_Directions for this task_
Give only the number of lines in the records that include the string "Gate".

(Stored entries)

+ + + + +

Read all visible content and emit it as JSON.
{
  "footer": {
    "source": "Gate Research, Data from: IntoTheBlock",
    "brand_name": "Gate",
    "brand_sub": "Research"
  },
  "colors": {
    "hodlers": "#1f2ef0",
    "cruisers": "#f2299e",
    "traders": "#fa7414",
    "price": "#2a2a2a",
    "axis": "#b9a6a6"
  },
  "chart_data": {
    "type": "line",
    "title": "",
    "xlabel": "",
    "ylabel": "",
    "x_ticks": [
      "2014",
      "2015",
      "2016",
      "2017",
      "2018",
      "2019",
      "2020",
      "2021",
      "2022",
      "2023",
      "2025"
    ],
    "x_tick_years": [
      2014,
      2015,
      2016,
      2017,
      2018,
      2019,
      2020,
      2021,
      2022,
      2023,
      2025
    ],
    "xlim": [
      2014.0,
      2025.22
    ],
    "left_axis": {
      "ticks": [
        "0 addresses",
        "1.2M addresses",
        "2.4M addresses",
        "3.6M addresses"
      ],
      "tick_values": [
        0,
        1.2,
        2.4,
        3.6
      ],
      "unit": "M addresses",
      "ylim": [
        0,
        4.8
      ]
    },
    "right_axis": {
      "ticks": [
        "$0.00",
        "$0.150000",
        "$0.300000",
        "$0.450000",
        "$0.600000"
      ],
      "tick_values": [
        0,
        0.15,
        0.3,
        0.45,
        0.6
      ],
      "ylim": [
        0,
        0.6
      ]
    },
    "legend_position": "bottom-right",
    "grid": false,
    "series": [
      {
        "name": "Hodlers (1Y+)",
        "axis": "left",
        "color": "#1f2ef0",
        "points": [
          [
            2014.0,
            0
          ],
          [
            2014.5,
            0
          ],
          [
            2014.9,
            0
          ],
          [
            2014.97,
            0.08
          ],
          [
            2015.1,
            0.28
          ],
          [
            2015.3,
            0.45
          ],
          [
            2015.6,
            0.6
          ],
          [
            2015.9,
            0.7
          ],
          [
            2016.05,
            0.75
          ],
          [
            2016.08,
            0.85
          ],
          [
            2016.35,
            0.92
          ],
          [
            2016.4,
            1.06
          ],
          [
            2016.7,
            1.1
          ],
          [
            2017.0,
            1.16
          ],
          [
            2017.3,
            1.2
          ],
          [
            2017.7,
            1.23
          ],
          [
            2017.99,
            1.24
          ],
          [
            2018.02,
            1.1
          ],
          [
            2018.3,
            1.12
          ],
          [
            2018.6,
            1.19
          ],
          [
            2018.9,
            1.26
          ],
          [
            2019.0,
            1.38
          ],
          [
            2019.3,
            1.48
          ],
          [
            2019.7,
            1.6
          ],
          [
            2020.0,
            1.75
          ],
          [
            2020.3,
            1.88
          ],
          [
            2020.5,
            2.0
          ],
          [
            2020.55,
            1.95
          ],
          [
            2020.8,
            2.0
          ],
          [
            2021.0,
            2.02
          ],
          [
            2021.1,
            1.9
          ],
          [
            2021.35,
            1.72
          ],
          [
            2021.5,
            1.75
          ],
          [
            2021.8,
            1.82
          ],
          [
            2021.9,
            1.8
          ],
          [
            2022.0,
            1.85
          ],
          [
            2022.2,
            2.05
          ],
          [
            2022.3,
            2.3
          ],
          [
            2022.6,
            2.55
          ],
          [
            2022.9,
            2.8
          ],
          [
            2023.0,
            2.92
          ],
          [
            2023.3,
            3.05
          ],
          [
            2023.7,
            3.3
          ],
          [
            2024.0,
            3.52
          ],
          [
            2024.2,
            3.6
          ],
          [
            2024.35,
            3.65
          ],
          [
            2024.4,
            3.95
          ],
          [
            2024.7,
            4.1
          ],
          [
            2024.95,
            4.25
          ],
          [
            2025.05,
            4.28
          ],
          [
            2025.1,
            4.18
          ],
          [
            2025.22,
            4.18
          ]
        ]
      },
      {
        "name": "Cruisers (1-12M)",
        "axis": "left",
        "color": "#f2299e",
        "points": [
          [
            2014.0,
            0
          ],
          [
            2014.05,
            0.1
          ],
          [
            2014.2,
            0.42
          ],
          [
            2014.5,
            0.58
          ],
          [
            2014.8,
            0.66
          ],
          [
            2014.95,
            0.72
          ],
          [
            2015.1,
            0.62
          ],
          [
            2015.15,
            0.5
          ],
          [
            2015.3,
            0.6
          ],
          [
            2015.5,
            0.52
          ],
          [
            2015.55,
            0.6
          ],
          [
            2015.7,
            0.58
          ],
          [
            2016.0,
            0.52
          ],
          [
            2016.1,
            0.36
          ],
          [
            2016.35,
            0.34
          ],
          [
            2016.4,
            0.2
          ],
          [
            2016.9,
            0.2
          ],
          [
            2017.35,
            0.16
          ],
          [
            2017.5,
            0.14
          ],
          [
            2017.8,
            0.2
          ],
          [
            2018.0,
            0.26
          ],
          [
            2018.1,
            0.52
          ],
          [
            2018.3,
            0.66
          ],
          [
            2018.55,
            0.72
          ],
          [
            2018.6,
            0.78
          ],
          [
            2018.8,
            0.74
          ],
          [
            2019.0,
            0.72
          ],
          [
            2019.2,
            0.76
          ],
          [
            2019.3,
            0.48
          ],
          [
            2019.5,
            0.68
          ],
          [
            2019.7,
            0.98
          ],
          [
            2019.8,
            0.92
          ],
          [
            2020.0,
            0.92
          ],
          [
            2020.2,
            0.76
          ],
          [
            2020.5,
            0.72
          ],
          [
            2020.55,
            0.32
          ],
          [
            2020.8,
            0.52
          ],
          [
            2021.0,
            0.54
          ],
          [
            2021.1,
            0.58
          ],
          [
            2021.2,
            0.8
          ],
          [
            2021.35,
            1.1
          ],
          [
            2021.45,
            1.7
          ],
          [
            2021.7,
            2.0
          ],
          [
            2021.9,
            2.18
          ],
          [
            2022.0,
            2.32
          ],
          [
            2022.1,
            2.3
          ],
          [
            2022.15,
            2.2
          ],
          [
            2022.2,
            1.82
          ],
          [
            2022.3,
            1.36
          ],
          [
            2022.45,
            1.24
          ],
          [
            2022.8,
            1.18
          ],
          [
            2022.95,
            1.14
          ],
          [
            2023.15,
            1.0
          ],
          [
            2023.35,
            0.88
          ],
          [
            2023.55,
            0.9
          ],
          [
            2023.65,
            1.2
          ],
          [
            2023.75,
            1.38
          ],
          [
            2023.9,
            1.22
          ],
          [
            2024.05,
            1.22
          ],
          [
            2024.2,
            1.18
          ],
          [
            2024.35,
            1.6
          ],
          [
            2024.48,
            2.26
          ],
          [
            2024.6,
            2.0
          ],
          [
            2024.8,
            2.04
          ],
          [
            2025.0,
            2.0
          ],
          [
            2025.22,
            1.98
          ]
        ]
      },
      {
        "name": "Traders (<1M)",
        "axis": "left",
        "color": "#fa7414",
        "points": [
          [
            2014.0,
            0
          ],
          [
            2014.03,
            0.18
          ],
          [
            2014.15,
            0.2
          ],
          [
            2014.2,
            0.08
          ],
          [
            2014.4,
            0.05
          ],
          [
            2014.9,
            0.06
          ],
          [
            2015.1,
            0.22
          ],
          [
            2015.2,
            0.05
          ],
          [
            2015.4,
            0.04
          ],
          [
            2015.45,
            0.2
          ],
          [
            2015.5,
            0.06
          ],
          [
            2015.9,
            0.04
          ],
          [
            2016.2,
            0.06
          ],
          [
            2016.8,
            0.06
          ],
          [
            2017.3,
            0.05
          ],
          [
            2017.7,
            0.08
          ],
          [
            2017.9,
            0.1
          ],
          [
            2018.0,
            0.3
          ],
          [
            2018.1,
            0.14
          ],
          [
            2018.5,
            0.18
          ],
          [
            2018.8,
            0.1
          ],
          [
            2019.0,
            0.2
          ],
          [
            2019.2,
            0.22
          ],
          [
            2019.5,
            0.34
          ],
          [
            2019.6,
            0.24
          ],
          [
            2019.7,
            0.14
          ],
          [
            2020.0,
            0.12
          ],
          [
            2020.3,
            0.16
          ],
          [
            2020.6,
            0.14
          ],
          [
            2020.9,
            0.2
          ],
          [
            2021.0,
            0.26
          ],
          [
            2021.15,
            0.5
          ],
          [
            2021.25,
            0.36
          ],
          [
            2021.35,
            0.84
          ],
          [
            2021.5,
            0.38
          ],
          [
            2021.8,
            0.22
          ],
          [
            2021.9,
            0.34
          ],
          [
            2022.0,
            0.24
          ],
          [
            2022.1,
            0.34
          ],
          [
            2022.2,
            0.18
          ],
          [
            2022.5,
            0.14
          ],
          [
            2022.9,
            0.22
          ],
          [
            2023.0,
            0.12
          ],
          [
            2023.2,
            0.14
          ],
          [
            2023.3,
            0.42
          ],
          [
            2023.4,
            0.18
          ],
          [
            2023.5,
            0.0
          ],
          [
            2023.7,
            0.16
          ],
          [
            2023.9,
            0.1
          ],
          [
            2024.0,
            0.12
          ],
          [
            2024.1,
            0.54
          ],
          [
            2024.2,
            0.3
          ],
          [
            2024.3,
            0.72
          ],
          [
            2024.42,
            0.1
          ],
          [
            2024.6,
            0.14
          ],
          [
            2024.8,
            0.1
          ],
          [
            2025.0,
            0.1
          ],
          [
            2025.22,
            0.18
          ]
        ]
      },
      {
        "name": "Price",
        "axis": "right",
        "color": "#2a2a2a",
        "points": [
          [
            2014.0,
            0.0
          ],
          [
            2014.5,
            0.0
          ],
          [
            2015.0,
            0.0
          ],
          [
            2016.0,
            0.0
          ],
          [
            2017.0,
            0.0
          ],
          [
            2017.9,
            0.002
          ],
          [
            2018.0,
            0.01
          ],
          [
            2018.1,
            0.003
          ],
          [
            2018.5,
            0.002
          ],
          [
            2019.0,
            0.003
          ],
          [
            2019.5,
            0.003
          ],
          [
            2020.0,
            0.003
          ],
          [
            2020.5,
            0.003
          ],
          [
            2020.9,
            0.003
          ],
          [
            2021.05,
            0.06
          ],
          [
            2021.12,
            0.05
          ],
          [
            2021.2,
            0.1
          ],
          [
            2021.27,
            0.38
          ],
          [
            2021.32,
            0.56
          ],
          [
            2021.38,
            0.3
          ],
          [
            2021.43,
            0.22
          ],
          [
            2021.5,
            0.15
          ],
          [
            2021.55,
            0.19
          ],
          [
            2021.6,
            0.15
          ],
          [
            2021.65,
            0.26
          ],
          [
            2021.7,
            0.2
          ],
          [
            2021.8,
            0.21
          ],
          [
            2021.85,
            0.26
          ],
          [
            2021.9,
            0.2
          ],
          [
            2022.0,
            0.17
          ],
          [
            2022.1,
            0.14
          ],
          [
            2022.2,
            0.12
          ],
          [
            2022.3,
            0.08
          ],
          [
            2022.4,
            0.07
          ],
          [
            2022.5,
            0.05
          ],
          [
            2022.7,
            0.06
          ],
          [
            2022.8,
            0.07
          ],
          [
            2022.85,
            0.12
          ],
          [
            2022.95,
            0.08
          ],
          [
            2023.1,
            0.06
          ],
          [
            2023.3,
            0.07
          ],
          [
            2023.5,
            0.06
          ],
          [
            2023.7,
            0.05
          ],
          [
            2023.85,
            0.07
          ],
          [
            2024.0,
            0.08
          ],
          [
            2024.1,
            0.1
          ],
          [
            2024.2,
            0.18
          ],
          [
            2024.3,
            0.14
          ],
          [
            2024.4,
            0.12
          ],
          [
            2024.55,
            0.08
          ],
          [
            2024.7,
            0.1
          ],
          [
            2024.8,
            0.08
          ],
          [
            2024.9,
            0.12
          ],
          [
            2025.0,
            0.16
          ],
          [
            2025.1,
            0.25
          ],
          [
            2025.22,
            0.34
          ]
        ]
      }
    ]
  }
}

+ + + + +

_Complete output_
2